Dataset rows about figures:
-- -- --
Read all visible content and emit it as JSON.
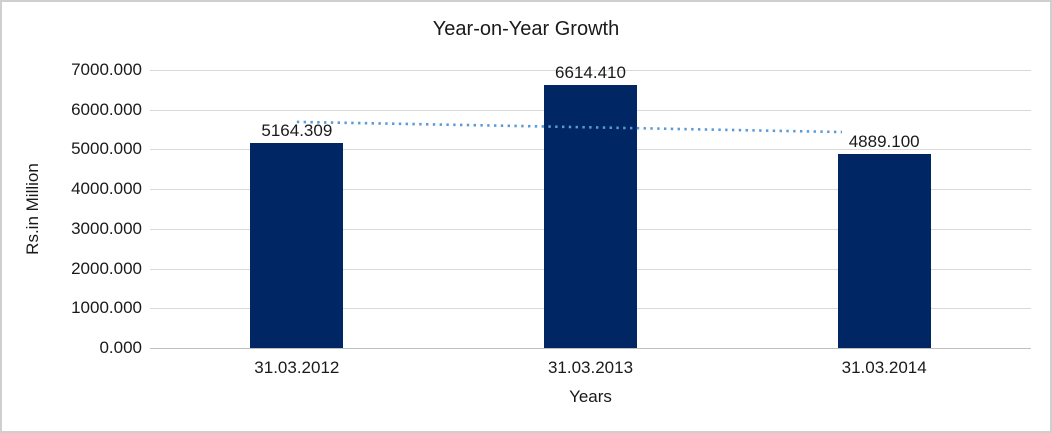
{
  "chart_data": {
    "type": "bar",
    "title": "Year-on-Year Growth",
    "categories": [
      "31.03.2012",
      "31.03.2013",
      "31.03.2014"
    ],
    "values": [
      5164.309,
      6614.41,
      4889.1
    ],
    "value_labels": [
      "5164.309",
      "6614.410",
      "4889.100"
    ],
    "xlabel": "Years",
    "ylabel": "Rs.in Million",
    "ylim": [
      0,
      7000
    ],
    "ytick_step": 1000,
    "ytick_labels": [
      "0.000",
      "1000.000",
      "2000.000",
      "3000.000",
      "4000.000",
      "5000.000",
      "6000.000",
      "7000.000"
    ],
    "grid": true,
    "legend_position": "none",
    "trendline": {
      "type": "linear",
      "style": "dotted",
      "visible": true
    },
    "colors": {
      "bar": "#002664",
      "trendline": "#5B9BD5",
      "gridline": "#D9D9D9",
      "axis_line": "#BFBFBF",
      "text": "#1a1a1a",
      "frame_border": "#CFCFCF",
      "background": "#FFFFFF"
    }
  }
}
-- -- --
§ Written request: Your copy should hold every record word for word and none of the pictures.

§ Full output:
Read all visible content and emit it as JSON.
{
  "chart_data": {
    "type": "bar",
    "title": "Year-on-Year Growth",
    "categories": [
      "31.03.2012",
      "31.03.2013",
      "31.03.2014"
    ],
    "values": [
      5164.309,
      6614.41,
      4889.1
    ],
    "value_labels": [
      "5164.309",
      "6614.410",
      "4889.100"
    ],
    "xlabel": "Years",
    "ylabel": "Rs.in Million",
    "ylim": [
      0,
      7000
    ],
    "ytick_step": 1000,
    "ytick_labels": [
      "0.000",
      "1000.000",
      "2000.000",
      "3000.000",
      "4000.000",
      "5000.000",
      "6000.000",
      "7000.000"
    ],
    "grid": true,
    "legend_position": "none",
    "trendline": {
      "type": "linear",
      "style": "dotted",
      "visible": true
    },
    "colors": {
      "bar": "#002664",
      "trendline": "#5B9BD5",
      "gridline": "#D9D9D9",
      "axis_line": "#BFBFBF",
      "text": "#1a1a1a",
      "frame_border": "#CFCFCF",
      "background": "#FFFFFF"
    }
  }
}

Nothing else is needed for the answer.